___ DATA ___
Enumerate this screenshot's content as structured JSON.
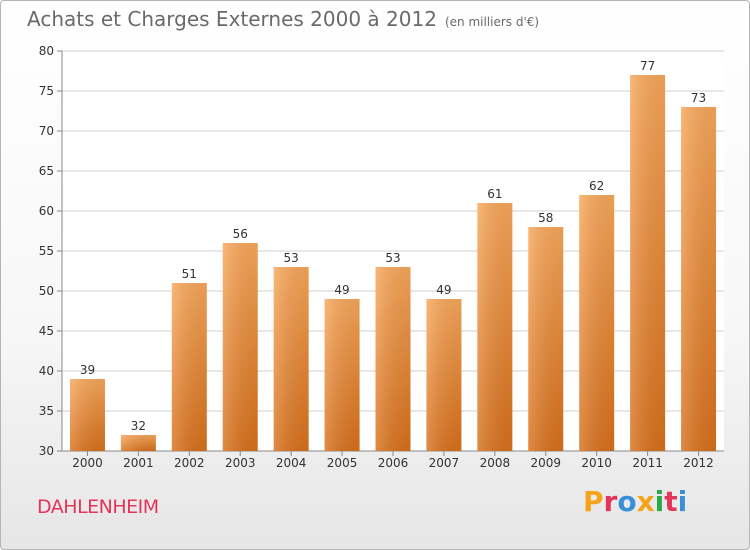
{
  "header": {
    "title": "Achats et Charges Externes 2000 à 2012",
    "subtitle": "(en milliers d'€)"
  },
  "footer": {
    "commune": "DAHLENHEIM",
    "logo_text": "Proxiti",
    "logo_colors": [
      "#f5a31a",
      "#e4345a",
      "#3a8fd8",
      "#f5a31a",
      "#2aa84a",
      "#e4345a",
      "#3a8fd8"
    ]
  },
  "colors": {
    "bar_top": "#f8a75a",
    "bar_bottom": "#d8701b",
    "grid": "#cfcfcf",
    "axis": "#888888"
  },
  "chart_data": {
    "type": "bar",
    "categories": [
      "2000",
      "2001",
      "2002",
      "2003",
      "2004",
      "2005",
      "2006",
      "2007",
      "2008",
      "2009",
      "2010",
      "2011",
      "2012"
    ],
    "values": [
      39,
      32,
      51,
      56,
      53,
      49,
      53,
      49,
      61,
      58,
      62,
      77,
      73
    ],
    "ylim": [
      30,
      80
    ],
    "yticks": [
      30,
      35,
      40,
      45,
      50,
      55,
      60,
      65,
      70,
      75,
      80
    ],
    "grid": true,
    "legend": "none"
  }
}
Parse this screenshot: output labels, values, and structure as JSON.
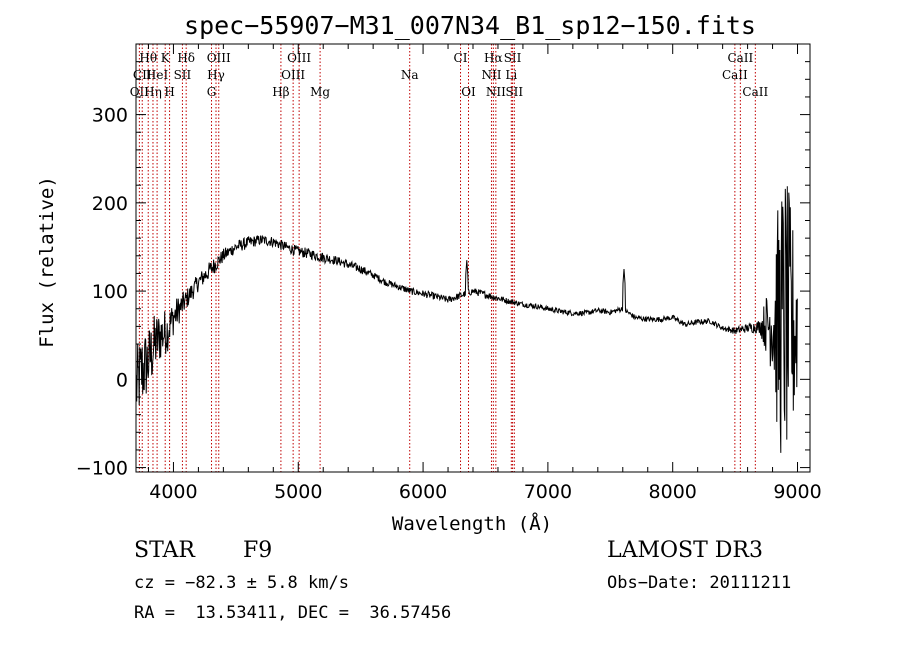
{
  "chart_data": {
    "type": "line",
    "title": "spec−55907−M31_007N34_B1_sp12−150.fits",
    "xlabel": "Wavelength (Å)",
    "ylabel": "Flux (relative)",
    "xlim": [
      3700,
      9100
    ],
    "ylim": [
      -105,
      380
    ],
    "x_ticks": [
      {
        "value": 4000,
        "label": "4000"
      },
      {
        "value": 5000,
        "label": "5000"
      },
      {
        "value": 6000,
        "label": "6000"
      },
      {
        "value": 7000,
        "label": "7000"
      },
      {
        "value": 8000,
        "label": "8000"
      },
      {
        "value": 9000,
        "label": "9000"
      }
    ],
    "y_ticks": [
      {
        "value": -100,
        "label": "−100"
      },
      {
        "value": 0,
        "label": "0"
      },
      {
        "value": 100,
        "label": "100"
      },
      {
        "value": 200,
        "label": "200"
      },
      {
        "value": 300,
        "label": "300"
      }
    ],
    "spectrum_anchors": {
      "x": [
        3700,
        3750,
        3800,
        3850,
        3900,
        3950,
        4000,
        4100,
        4200,
        4300,
        4400,
        4500,
        4600,
        4700,
        4800,
        4900,
        5000,
        5100,
        5200,
        5300,
        5400,
        5500,
        5600,
        5700,
        5800,
        5900,
        6000,
        6100,
        6200,
        6300,
        6400,
        6500,
        6600,
        6700,
        6800,
        6900,
        7000,
        7100,
        7200,
        7300,
        7400,
        7500,
        7600,
        7700,
        7800,
        7900,
        8000,
        8100,
        8200,
        8300,
        8400,
        8500,
        8600,
        8700,
        8800,
        8850,
        8900,
        8950,
        9000
      ],
      "y": [
        -10,
        10,
        20,
        40,
        50,
        55,
        70,
        90,
        110,
        125,
        140,
        150,
        155,
        158,
        156,
        150,
        145,
        142,
        138,
        135,
        130,
        125,
        118,
        110,
        105,
        100,
        97,
        94,
        90,
        95,
        100,
        96,
        92,
        88,
        85,
        83,
        80,
        77,
        75,
        75,
        78,
        76,
        80,
        70,
        68,
        68,
        70,
        62,
        65,
        66,
        58,
        55,
        58,
        60,
        65,
        60,
        70,
        55,
        60
      ],
      "noise_amplitude": [
        45,
        45,
        40,
        35,
        30,
        25,
        20,
        12,
        10,
        10,
        8,
        7,
        7,
        6,
        6,
        6,
        6,
        6,
        6,
        5,
        5,
        5,
        4,
        4,
        4,
        4,
        4,
        4,
        4,
        4,
        4,
        4,
        4,
        3,
        3,
        3,
        3,
        3,
        3,
        3,
        3,
        3,
        3,
        3,
        3,
        3,
        3,
        3,
        3,
        3,
        3,
        4,
        5,
        8,
        60,
        150,
        170,
        140,
        80
      ]
    },
    "spike_features": [
      {
        "x": 6350,
        "peak": 135
      },
      {
        "x": 7610,
        "peak": 125
      }
    ],
    "emission_lines": [
      {
        "x": 3727,
        "label": "OII",
        "row": 3
      },
      {
        "x": 3750,
        "label": "CII",
        "row": 2
      },
      {
        "x": 3798,
        "label": "Hθ",
        "row": 1
      },
      {
        "x": 3836,
        "label": "Hη",
        "row": 3
      },
      {
        "x": 3869,
        "label": "HeI",
        "row": 2
      },
      {
        "x": 3934,
        "label": "K",
        "row": 1
      },
      {
        "x": 3969,
        "label": "H",
        "row": 3
      },
      {
        "x": 4072,
        "label": "SII",
        "row": 2
      },
      {
        "x": 4102,
        "label": "Hδ",
        "row": 1
      },
      {
        "x": 4305,
        "label": "G",
        "row": 3
      },
      {
        "x": 4341,
        "label": "Hγ",
        "row": 2
      },
      {
        "x": 4363,
        "label": "OIII",
        "row": 1
      },
      {
        "x": 4861,
        "label": "Hβ",
        "row": 3
      },
      {
        "x": 4959,
        "label": "OIII",
        "row": 2
      },
      {
        "x": 5007,
        "label": "OIII",
        "row": 1
      },
      {
        "x": 5175,
        "label": "Mg",
        "row": 3
      },
      {
        "x": 5893,
        "label": "Na",
        "row": 2
      },
      {
        "x": 6300,
        "label": "CI",
        "row": 1
      },
      {
        "x": 6364,
        "label": "OI",
        "row": 3
      },
      {
        "x": 6548,
        "label": "NII",
        "row": 2
      },
      {
        "x": 6563,
        "label": "Hα",
        "row": 1
      },
      {
        "x": 6583,
        "label": "NII",
        "row": 3
      },
      {
        "x": 6707,
        "label": "Li",
        "row": 2
      },
      {
        "x": 6717,
        "label": "SII",
        "row": 1
      },
      {
        "x": 6731,
        "label": "SII",
        "row": 3
      },
      {
        "x": 8498,
        "label": "CaII",
        "row": 2
      },
      {
        "x": 8542,
        "label": "CaII",
        "row": 1
      },
      {
        "x": 8662,
        "label": "CaII",
        "row": 3
      }
    ]
  },
  "info": {
    "class": "STAR",
    "subclass": "F9",
    "survey": "LAMOST DR3",
    "cz": "cz = −82.3 ± 5.8 km/s",
    "obs_date": "Obs−Date: 20111211",
    "radec": "RA =  13.53411, DEC =  36.57456"
  },
  "colors": {
    "line_marker": "#c00000",
    "spectrum": "#000000",
    "axis": "#000000"
  }
}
___
Could you reproduce every record above exactly, leaving out the pictures?

### TASK RESPONSE
Enumerate this screenshot's content as structured JSON.
{
  "header": {
    "title": "Achats et Charges Externes 2000 à 2012",
    "subtitle": "(en milliers d'€)"
  },
  "footer": {
    "commune": "DAHLENHEIM",
    "logo_text": "Proxiti",
    "logo_colors": [
      "#f5a31a",
      "#e4345a",
      "#3a8fd8",
      "#f5a31a",
      "#2aa84a",
      "#e4345a",
      "#3a8fd8"
    ]
  },
  "colors": {
    "bar_top": "#f8a75a",
    "bar_bottom": "#d8701b",
    "grid": "#cfcfcf",
    "axis": "#888888"
  },
  "chart_data": {
    "type": "bar",
    "categories": [
      "2000",
      "2001",
      "2002",
      "2003",
      "2004",
      "2005",
      "2006",
      "2007",
      "2008",
      "2009",
      "2010",
      "2011",
      "2012"
    ],
    "values": [
      39,
      32,
      51,
      56,
      53,
      49,
      53,
      49,
      61,
      58,
      62,
      77,
      73
    ],
    "ylim": [
      30,
      80
    ],
    "yticks": [
      30,
      35,
      40,
      45,
      50,
      55,
      60,
      65,
      70,
      75,
      80
    ],
    "grid": true,
    "legend": "none"
  }
}
Parse this screenshot: output labels, values, and structure as JSON.
{
  "chart_data": {
    "type": "line",
    "title": "spec−55907−M31_007N34_B1_sp12−150.fits",
    "xlabel": "Wavelength (Å)",
    "ylabel": "Flux (relative)",
    "xlim": [
      3700,
      9100
    ],
    "ylim": [
      -105,
      380
    ],
    "x_ticks": [
      {
        "value": 4000,
        "label": "4000"
      },
      {
        "value": 5000,
        "label": "5000"
      },
      {
        "value": 6000,
        "label": "6000"
      },
      {
        "value": 7000,
        "label": "7000"
      },
      {
        "value": 8000,
        "label": "8000"
      },
      {
        "value": 9000,
        "label": "9000"
      }
    ],
    "y_ticks": [
      {
        "value": -100,
        "label": "−100"
      },
      {
        "value": 0,
        "label": "0"
      },
      {
        "value": 100,
        "label": "100"
      },
      {
        "value": 200,
        "label": "200"
      },
      {
        "value": 300,
        "label": "300"
      }
    ],
    "spectrum_anchors": {
      "x": [
        3700,
        3750,
        3800,
        3850,
        3900,
        3950,
        4000,
        4100,
        4200,
        4300,
        4400,
        4500,
        4600,
        4700,
        4800,
        4900,
        5000,
        5100,
        5200,
        5300,
        5400,
        5500,
        5600,
        5700,
        5800,
        5900,
        6000,
        6100,
        6200,
        6300,
        6400,
        6500,
        6600,
        6700,
        6800,
        6900,
        7000,
        7100,
        7200,
        7300,
        7400,
        7500,
        7600,
        7700,
        7800,
        7900,
        8000,
        8100,
        8200,
        8300,
        8400,
        8500,
        8600,
        8700,
        8800,
        8850,
        8900,
        8950,
        9000
      ],
      "y": [
        -10,
        10,
        20,
        40,
        50,
        55,
        70,
        90,
        110,
        125,
        140,
        150,
        155,
        158,
        156,
        150,
        145,
        142,
        138,
        135,
        130,
        125,
        118,
        110,
        105,
        100,
        97,
        94,
        90,
        95,
        100,
        96,
        92,
        88,
        85,
        83,
        80,
        77,
        75,
        75,
        78,
        76,
        80,
        70,
        68,
        68,
        70,
        62,
        65,
        66,
        58,
        55,
        58,
        60,
        65,
        60,
        70,
        55,
        60
      ],
      "noise_amplitude": [
        45,
        45,
        40,
        35,
        30,
        25,
        20,
        12,
        10,
        10,
        8,
        7,
        7,
        6,
        6,
        6,
        6,
        6,
        6,
        5,
        5,
        5,
        4,
        4,
        4,
        4,
        4,
        4,
        4,
        4,
        4,
        4,
        4,
        3,
        3,
        3,
        3,
        3,
        3,
        3,
        3,
        3,
        3,
        3,
        3,
        3,
        3,
        3,
        3,
        3,
        3,
        4,
        5,
        8,
        60,
        150,
        170,
        140,
        80
      ]
    },
    "spike_features": [
      {
        "x": 6350,
        "peak": 135
      },
      {
        "x": 7610,
        "peak": 125
      }
    ],
    "emission_lines": [
      {
        "x": 3727,
        "label": "OII",
        "row": 3
      },
      {
        "x": 3750,
        "label": "CII",
        "row": 2
      },
      {
        "x": 3798,
        "label": "Hθ",
        "row": 1
      },
      {
        "x": 3836,
        "label": "Hη",
        "row": 3
      },
      {
        "x": 3869,
        "label": "HeI",
        "row": 2
      },
      {
        "x": 3934,
        "label": "K",
        "row": 1
      },
      {
        "x": 3969,
        "label": "H",
        "row": 3
      },
      {
        "x": 4072,
        "label": "SII",
        "row": 2
      },
      {
        "x": 4102,
        "label": "Hδ",
        "row": 1
      },
      {
        "x": 4305,
        "label": "G",
        "row": 3
      },
      {
        "x": 4341,
        "label": "Hγ",
        "row": 2
      },
      {
        "x": 4363,
        "label": "OIII",
        "row": 1
      },
      {
        "x": 4861,
        "label": "Hβ",
        "row": 3
      },
      {
        "x": 4959,
        "label": "OIII",
        "row": 2
      },
      {
        "x": 5007,
        "label": "OIII",
        "row": 1
      },
      {
        "x": 5175,
        "label": "Mg",
        "row": 3
      },
      {
        "x": 5893,
        "label": "Na",
        "row": 2
      },
      {
        "x": 6300,
        "label": "CI",
        "row": 1
      },
      {
        "x": 6364,
        "label": "OI",
        "row": 3
      },
      {
        "x": 6548,
        "label": "NII",
        "row": 2
      },
      {
        "x": 6563,
        "label": "Hα",
        "row": 1
      },
      {
        "x": 6583,
        "label": "NII",
        "row": 3
      },
      {
        "x": 6707,
        "label": "Li",
        "row": 2
      },
      {
        "x": 6717,
        "label": "SII",
        "row": 1
      },
      {
        "x": 6731,
        "label": "SII",
        "row": 3
      },
      {
        "x": 8498,
        "label": "CaII",
        "row": 2
      },
      {
        "x": 8542,
        "label": "CaII",
        "row": 1
      },
      {
        "x": 8662,
        "label": "CaII",
        "row": 3
      }
    ]
  },
  "info": {
    "class": "STAR",
    "subclass": "F9",
    "survey": "LAMOST DR3",
    "cz": "cz = −82.3 ± 5.8 km/s",
    "obs_date": "Obs−Date: 20111211",
    "radec": "RA =  13.53411, DEC =  36.57456"
  },
  "colors": {
    "line_marker": "#c00000",
    "spectrum": "#000000",
    "axis": "#000000"
  }
}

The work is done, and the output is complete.